Data:

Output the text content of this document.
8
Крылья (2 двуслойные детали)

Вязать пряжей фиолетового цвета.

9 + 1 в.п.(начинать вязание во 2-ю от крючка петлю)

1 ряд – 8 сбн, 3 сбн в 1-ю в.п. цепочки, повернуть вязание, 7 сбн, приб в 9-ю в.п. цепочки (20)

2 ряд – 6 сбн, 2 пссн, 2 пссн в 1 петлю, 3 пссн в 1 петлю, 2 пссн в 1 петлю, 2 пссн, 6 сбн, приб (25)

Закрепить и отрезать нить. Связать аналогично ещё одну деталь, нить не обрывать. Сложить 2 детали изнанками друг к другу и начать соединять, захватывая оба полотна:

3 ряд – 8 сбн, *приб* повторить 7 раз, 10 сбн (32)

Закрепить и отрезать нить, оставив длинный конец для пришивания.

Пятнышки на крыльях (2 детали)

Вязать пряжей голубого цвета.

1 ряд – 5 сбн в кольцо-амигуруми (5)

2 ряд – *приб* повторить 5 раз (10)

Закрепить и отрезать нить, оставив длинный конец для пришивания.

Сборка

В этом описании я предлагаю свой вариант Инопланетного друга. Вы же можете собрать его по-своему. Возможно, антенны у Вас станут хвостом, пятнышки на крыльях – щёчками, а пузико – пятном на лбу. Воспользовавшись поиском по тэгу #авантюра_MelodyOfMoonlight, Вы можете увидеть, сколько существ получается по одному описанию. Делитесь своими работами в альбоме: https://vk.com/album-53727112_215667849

What you need to do: Copy each line in the data that holds the word "крыльях".

Response below:
Пятнышки на крыльях (2 детали)
В этом описании я предлагаю свой вариант Инопланетного друга. Вы же можете собрать его по-своему. Возможно, антенны у Вас станут хвостом, пятнышки на крыльях – щёчками, а пузико – пятном на лбу. Воспользовавшись поиском по тэгу #авантюра_MelodyOfMoonlight, Вы можете увидеть, сколько существ получается по одному описанию. Делитесь своими работами в альбоме: https://vk.com/album-53727112_215667849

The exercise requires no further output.